- [Material for the task]
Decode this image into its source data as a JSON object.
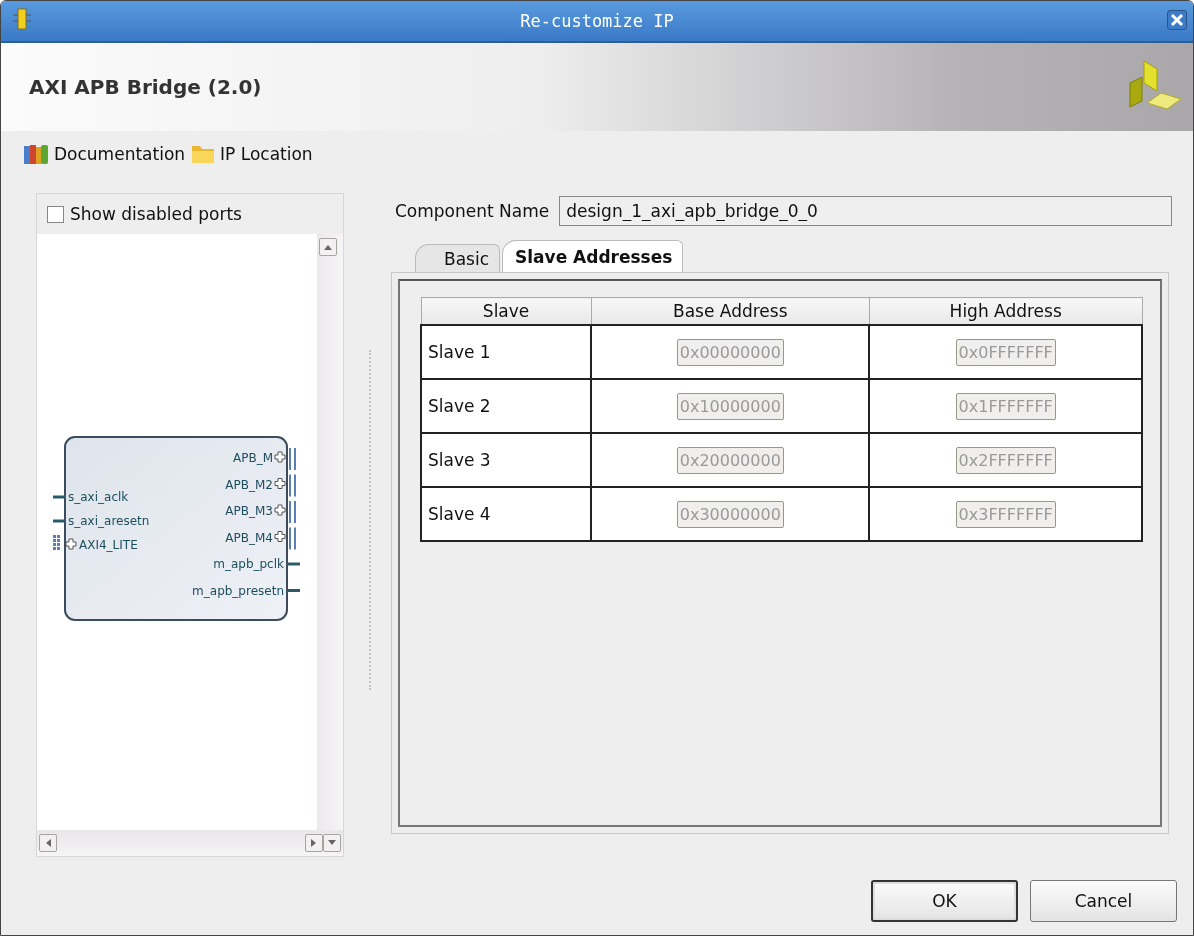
{
  "window": {
    "title": "Re-customize IP"
  },
  "header": {
    "title": "AXI APB Bridge (2.0)"
  },
  "links": [
    {
      "kind": "books",
      "label": "Documentation"
    },
    {
      "kind": "folder",
      "label": "IP Location"
    }
  ],
  "symbol_panel": {
    "show_disabled": {
      "label": "Show disabled ports",
      "checked": false
    },
    "block": {
      "left_ports": [
        {
          "kind": "wire",
          "label": "s_axi_aclk"
        },
        {
          "kind": "wire",
          "label": "s_axi_aresetn"
        },
        {
          "kind": "bus",
          "label": "AXI4_LITE"
        }
      ],
      "right_ports": [
        {
          "kind": "bus",
          "label": "APB_M"
        },
        {
          "kind": "bus",
          "label": "APB_M2"
        },
        {
          "kind": "bus",
          "label": "APB_M3"
        },
        {
          "kind": "bus",
          "label": "APB_M4"
        },
        {
          "kind": "wire",
          "label": "m_apb_pclk"
        },
        {
          "kind": "wire",
          "label": "m_apb_presetn"
        }
      ]
    }
  },
  "component_name": {
    "label": "Component Name",
    "value": "design_1_axi_apb_bridge_0_0"
  },
  "tabs": [
    {
      "label": "Basic",
      "selected": false
    },
    {
      "label": "Slave Addresses",
      "selected": true
    }
  ],
  "table": {
    "columns": [
      "Slave",
      "Base Address",
      "High Address"
    ],
    "rows": [
      {
        "slave": "Slave 1",
        "base": "0x00000000",
        "high": "0x0FFFFFFF",
        "disabled": true
      },
      {
        "slave": "Slave 2",
        "base": "0x10000000",
        "high": "0x1FFFFFFF",
        "disabled": true
      },
      {
        "slave": "Slave 3",
        "base": "0x20000000",
        "high": "0x2FFFFFFF",
        "disabled": true
      },
      {
        "slave": "Slave 4",
        "base": "0x30000000",
        "high": "0x3FFFFFFF",
        "disabled": true
      }
    ]
  },
  "buttons": [
    {
      "label": "OK",
      "selected": true
    },
    {
      "label": "Cancel",
      "selected": false
    }
  ]
}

- [Problem details]
What is needed is an exact reproduction of the data, pictures excluded.

- [Worked solution]
Decode this image into its source data as a JSON object.
{
  "window": {
    "title": "Re-customize IP"
  },
  "header": {
    "title": "AXI APB Bridge (2.0)"
  },
  "links": [
    {
      "kind": "books",
      "label": "Documentation"
    },
    {
      "kind": "folder",
      "label": "IP Location"
    }
  ],
  "symbol_panel": {
    "show_disabled": {
      "label": "Show disabled ports",
      "checked": false
    },
    "block": {
      "left_ports": [
        {
          "kind": "wire",
          "label": "s_axi_aclk"
        },
        {
          "kind": "wire",
          "label": "s_axi_aresetn"
        },
        {
          "kind": "bus",
          "label": "AXI4_LITE"
        }
      ],
      "right_ports": [
        {
          "kind": "bus",
          "label": "APB_M"
        },
        {
          "kind": "bus",
          "label": "APB_M2"
        },
        {
          "kind": "bus",
          "label": "APB_M3"
        },
        {
          "kind": "bus",
          "label": "APB_M4"
        },
        {
          "kind": "wire",
          "label": "m_apb_pclk"
        },
        {
          "kind": "wire",
          "label": "m_apb_presetn"
        }
      ]
    }
  },
  "component_name": {
    "label": "Component Name",
    "value": "design_1_axi_apb_bridge_0_0"
  },
  "tabs": [
    {
      "label": "Basic",
      "selected": false
    },
    {
      "label": "Slave Addresses",
      "selected": true
    }
  ],
  "table": {
    "columns": [
      "Slave",
      "Base Address",
      "High Address"
    ],
    "rows": [
      {
        "slave": "Slave 1",
        "base": "0x00000000",
        "high": "0x0FFFFFFF",
        "disabled": true
      },
      {
        "slave": "Slave 2",
        "base": "0x10000000",
        "high": "0x1FFFFFFF",
        "disabled": true
      },
      {
        "slave": "Slave 3",
        "base": "0x20000000",
        "high": "0x2FFFFFFF",
        "disabled": true
      },
      {
        "slave": "Slave 4",
        "base": "0x30000000",
        "high": "0x3FFFFFFF",
        "disabled": true
      }
    ]
  },
  "buttons": [
    {
      "label": "OK",
      "selected": true
    },
    {
      "label": "Cancel",
      "selected": false
    }
  ]
}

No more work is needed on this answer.